Source records
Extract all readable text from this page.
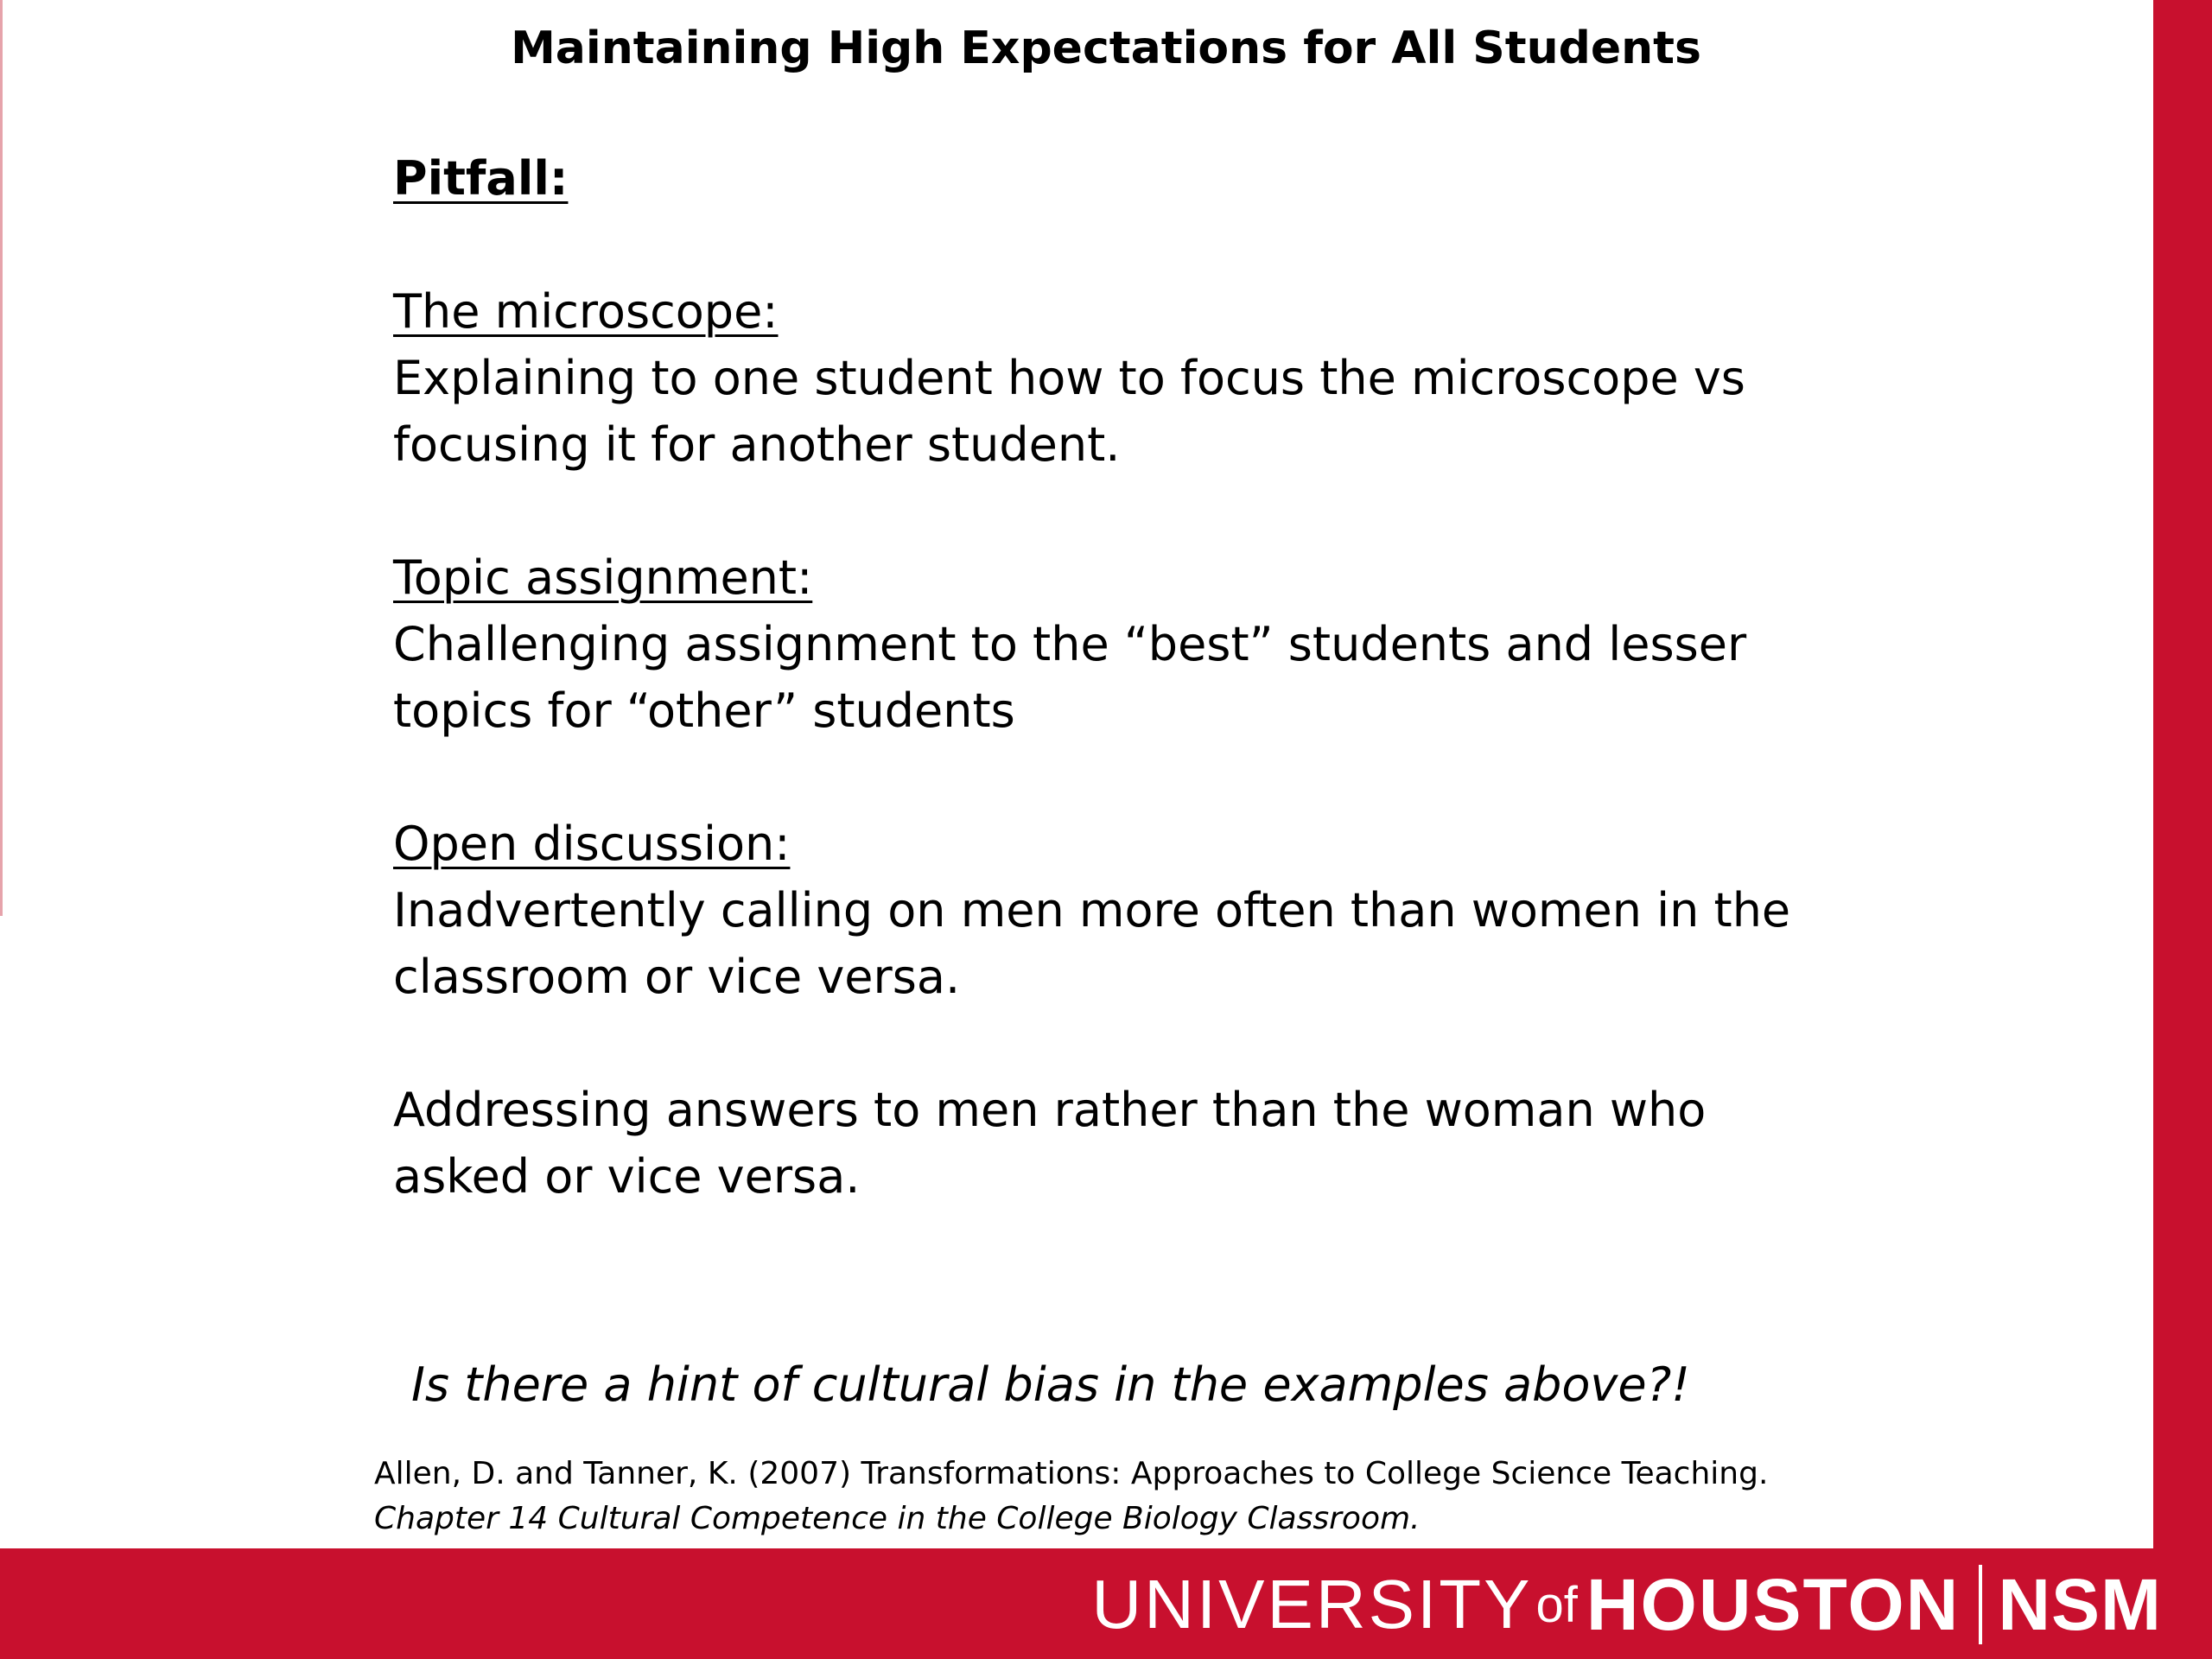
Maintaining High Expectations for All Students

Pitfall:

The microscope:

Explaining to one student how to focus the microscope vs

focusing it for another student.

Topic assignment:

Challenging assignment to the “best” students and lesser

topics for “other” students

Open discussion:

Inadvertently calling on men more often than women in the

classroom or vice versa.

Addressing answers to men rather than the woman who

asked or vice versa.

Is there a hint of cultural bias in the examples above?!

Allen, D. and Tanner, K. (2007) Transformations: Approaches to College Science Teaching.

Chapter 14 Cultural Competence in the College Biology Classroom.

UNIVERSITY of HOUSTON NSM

-- Your goal --
Give the entries again word for word, but skip the pictures.

-- Exercise result --
Extract all readable text from this page.
Maintaining High Expectations for All Students

Pitfall:

The microscope:

Explaining to one student how to focus the microscope vs

focusing it for another student.

Topic assignment:

Challenging assignment to the “best” students and lesser

topics for “other” students

Open discussion:

Inadvertently calling on men more often than women in the

classroom or vice versa.

Addressing answers to men rather than the woman who

asked or vice versa.

Is there a hint of cultural bias in the examples above?!

Allen, D. and Tanner, K. (2007) Transformations: Approaches to College Science Teaching.

Chapter 14 Cultural Competence in the College Biology Classroom.

UNIVERSITY of HOUSTON NSM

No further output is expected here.